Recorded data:
»»

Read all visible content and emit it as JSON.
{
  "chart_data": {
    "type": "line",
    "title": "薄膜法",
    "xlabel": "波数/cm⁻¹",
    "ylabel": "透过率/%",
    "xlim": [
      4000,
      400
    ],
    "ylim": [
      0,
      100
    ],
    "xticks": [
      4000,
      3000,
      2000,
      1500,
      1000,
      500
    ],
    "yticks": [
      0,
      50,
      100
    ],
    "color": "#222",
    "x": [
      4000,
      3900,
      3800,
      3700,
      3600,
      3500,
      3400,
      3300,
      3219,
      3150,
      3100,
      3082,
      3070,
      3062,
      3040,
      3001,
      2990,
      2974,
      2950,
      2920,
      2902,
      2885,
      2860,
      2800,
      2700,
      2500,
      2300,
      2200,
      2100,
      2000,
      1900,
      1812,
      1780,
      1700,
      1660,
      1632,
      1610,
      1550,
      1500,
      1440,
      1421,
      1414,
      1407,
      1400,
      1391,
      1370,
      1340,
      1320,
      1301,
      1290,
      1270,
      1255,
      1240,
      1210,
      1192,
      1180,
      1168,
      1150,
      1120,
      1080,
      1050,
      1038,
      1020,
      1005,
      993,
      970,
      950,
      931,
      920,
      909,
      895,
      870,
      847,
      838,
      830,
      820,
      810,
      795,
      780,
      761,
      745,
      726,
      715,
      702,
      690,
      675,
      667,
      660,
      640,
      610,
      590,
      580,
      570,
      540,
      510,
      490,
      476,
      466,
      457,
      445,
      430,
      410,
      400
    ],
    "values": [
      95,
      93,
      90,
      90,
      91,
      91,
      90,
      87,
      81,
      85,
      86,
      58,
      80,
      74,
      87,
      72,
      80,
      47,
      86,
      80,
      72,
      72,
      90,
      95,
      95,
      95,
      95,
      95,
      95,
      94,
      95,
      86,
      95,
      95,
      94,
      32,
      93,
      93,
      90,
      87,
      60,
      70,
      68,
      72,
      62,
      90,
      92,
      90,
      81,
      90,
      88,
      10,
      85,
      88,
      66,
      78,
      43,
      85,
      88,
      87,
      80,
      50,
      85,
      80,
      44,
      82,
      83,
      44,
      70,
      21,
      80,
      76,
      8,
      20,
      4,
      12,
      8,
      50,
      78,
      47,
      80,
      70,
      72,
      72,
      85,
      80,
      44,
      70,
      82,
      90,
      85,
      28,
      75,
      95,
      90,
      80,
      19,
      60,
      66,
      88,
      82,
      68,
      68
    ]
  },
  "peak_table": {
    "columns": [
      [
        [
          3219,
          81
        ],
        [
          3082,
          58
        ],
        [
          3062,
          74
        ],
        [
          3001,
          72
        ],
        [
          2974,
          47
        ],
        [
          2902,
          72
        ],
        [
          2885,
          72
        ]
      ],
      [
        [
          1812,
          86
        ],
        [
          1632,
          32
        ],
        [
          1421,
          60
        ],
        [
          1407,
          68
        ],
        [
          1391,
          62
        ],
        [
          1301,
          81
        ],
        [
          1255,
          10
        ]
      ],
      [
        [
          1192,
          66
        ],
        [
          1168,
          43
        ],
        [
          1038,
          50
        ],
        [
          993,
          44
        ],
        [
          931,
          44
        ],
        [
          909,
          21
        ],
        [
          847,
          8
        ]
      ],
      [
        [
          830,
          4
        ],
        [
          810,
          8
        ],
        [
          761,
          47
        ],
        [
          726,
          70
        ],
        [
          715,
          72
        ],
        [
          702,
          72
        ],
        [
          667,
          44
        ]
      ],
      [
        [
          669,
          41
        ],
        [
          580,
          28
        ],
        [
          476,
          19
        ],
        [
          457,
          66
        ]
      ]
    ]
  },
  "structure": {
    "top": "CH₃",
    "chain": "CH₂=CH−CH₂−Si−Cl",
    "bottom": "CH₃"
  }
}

««

» EXERCISE DETAILS
Copy out all of the records shown above exactly.

» ANSWER BELOW
Read all visible content and emit it as JSON.
{
  "chart_data": {
    "type": "line",
    "title": "薄膜法",
    "xlabel": "波数/cm⁻¹",
    "ylabel": "透过率/%",
    "xlim": [
      4000,
      400
    ],
    "ylim": [
      0,
      100
    ],
    "xticks": [
      4000,
      3000,
      2000,
      1500,
      1000,
      500
    ],
    "yticks": [
      0,
      50,
      100
    ],
    "color": "#222",
    "x": [
      4000,
      3900,
      3800,
      3700,
      3600,
      3500,
      3400,
      3300,
      3219,
      3150,
      3100,
      3082,
      3070,
      3062,
      3040,
      3001,
      2990,
      2974,
      2950,
      2920,
      2902,
      2885,
      2860,
      2800,
      2700,
      2500,
      2300,
      2200,
      2100,
      2000,
      1900,
      1812,
      1780,
      1700,
      1660,
      1632,
      1610,
      1550,
      1500,
      1440,
      1421,
      1414,
      1407,
      1400,
      1391,
      1370,
      1340,
      1320,
      1301,
      1290,
      1270,
      1255,
      1240,
      1210,
      1192,
      1180,
      1168,
      1150,
      1120,
      1080,
      1050,
      1038,
      1020,
      1005,
      993,
      970,
      950,
      931,
      920,
      909,
      895,
      870,
      847,
      838,
      830,
      820,
      810,
      795,
      780,
      761,
      745,
      726,
      715,
      702,
      690,
      675,
      667,
      660,
      640,
      610,
      590,
      580,
      570,
      540,
      510,
      490,
      476,
      466,
      457,
      445,
      430,
      410,
      400
    ],
    "values": [
      95,
      93,
      90,
      90,
      91,
      91,
      90,
      87,
      81,
      85,
      86,
      58,
      80,
      74,
      87,
      72,
      80,
      47,
      86,
      80,
      72,
      72,
      90,
      95,
      95,
      95,
      95,
      95,
      95,
      94,
      95,
      86,
      95,
      95,
      94,
      32,
      93,
      93,
      90,
      87,
      60,
      70,
      68,
      72,
      62,
      90,
      92,
      90,
      81,
      90,
      88,
      10,
      85,
      88,
      66,
      78,
      43,
      85,
      88,
      87,
      80,
      50,
      85,
      80,
      44,
      82,
      83,
      44,
      70,
      21,
      80,
      76,
      8,
      20,
      4,
      12,
      8,
      50,
      78,
      47,
      80,
      70,
      72,
      72,
      85,
      80,
      44,
      70,
      82,
      90,
      85,
      28,
      75,
      95,
      90,
      80,
      19,
      60,
      66,
      88,
      82,
      68,
      68
    ]
  },
  "peak_table": {
    "columns": [
      [
        [
          3219,
          81
        ],
        [
          3082,
          58
        ],
        [
          3062,
          74
        ],
        [
          3001,
          72
        ],
        [
          2974,
          47
        ],
        [
          2902,
          72
        ],
        [
          2885,
          72
        ]
      ],
      [
        [
          1812,
          86
        ],
        [
          1632,
          32
        ],
        [
          1421,
          60
        ],
        [
          1407,
          68
        ],
        [
          1391,
          62
        ],
        [
          1301,
          81
        ],
        [
          1255,
          10
        ]
      ],
      [
        [
          1192,
          66
        ],
        [
          1168,
          43
        ],
        [
          1038,
          50
        ],
        [
          993,
          44
        ],
        [
          931,
          44
        ],
        [
          909,
          21
        ],
        [
          847,
          8
        ]
      ],
      [
        [
          830,
          4
        ],
        [
          810,
          8
        ],
        [
          761,
          47
        ],
        [
          726,
          70
        ],
        [
          715,
          72
        ],
        [
          702,
          72
        ],
        [
          667,
          44
        ]
      ],
      [
        [
          669,
          41
        ],
        [
          580,
          28
        ],
        [
          476,
          19
        ],
        [
          457,
          66
        ]
      ]
    ]
  },
  "structure": {
    "top": "CH₃",
    "chain": "CH₂=CH−CH₂−Si−Cl",
    "bottom": "CH₃"
  }
}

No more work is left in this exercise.